**WRITTEN PROBLEM:** Copy all lines holding the word "Difference" from the entries.
.....
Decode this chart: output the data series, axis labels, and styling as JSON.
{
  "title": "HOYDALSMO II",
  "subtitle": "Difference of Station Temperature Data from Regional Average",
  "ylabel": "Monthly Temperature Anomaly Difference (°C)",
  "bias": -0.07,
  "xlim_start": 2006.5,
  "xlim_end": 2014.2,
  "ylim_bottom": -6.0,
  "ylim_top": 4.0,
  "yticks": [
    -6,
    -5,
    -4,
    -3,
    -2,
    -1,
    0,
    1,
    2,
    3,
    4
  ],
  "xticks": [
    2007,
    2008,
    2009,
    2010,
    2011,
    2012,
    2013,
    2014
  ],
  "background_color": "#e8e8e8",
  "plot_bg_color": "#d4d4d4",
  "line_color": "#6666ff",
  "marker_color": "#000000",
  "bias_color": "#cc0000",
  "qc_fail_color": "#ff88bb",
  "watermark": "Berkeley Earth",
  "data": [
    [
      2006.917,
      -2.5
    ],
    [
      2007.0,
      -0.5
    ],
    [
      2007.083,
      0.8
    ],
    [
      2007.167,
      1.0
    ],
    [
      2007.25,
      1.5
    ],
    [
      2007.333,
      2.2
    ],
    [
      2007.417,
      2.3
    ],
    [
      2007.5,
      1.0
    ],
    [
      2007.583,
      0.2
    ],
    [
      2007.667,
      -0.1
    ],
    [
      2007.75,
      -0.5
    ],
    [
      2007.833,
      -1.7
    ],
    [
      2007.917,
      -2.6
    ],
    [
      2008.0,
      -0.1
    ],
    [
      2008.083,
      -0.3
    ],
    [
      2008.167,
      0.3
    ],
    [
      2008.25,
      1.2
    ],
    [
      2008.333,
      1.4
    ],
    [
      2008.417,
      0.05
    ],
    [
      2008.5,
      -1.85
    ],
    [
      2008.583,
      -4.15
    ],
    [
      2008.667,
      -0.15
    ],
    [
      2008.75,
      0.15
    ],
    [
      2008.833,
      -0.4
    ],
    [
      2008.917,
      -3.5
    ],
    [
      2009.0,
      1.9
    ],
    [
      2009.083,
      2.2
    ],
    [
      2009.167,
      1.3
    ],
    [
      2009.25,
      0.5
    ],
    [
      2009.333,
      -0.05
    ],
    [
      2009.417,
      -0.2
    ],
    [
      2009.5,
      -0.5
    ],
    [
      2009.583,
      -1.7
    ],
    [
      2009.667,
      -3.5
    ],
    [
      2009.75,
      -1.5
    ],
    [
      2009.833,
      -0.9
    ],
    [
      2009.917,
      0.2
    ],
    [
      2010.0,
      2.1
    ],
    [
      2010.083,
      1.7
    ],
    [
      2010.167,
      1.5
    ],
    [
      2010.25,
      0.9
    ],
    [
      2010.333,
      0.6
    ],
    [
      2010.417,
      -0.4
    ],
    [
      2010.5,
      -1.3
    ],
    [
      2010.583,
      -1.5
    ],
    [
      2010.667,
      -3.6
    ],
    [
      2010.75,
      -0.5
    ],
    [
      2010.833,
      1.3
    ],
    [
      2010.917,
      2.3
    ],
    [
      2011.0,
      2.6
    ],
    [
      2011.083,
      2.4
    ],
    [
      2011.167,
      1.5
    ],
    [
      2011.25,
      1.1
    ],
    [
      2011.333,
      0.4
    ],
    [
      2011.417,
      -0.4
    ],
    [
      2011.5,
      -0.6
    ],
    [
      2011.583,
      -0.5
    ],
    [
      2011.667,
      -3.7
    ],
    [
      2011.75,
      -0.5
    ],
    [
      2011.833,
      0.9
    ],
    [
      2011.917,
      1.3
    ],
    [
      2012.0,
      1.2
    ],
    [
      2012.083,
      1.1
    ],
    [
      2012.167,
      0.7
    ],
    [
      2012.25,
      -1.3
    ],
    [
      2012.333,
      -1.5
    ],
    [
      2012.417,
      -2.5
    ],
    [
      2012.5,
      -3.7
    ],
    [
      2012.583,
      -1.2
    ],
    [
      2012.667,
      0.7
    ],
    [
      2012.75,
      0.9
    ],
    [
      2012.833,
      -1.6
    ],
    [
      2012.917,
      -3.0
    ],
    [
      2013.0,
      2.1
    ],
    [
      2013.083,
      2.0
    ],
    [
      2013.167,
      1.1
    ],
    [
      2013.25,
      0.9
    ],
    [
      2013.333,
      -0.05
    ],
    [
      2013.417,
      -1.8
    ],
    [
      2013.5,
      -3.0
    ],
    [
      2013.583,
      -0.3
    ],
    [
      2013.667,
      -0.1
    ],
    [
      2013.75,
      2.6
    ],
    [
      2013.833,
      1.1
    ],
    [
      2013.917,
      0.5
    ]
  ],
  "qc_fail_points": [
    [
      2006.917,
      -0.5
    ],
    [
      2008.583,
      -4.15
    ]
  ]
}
.....
**EXERCISE RESPONSE:**
  "subtitle": "Difference of Station Temperature Data from Regional Average",
  "ylabel": "Monthly Temperature Anomaly Difference (°C)",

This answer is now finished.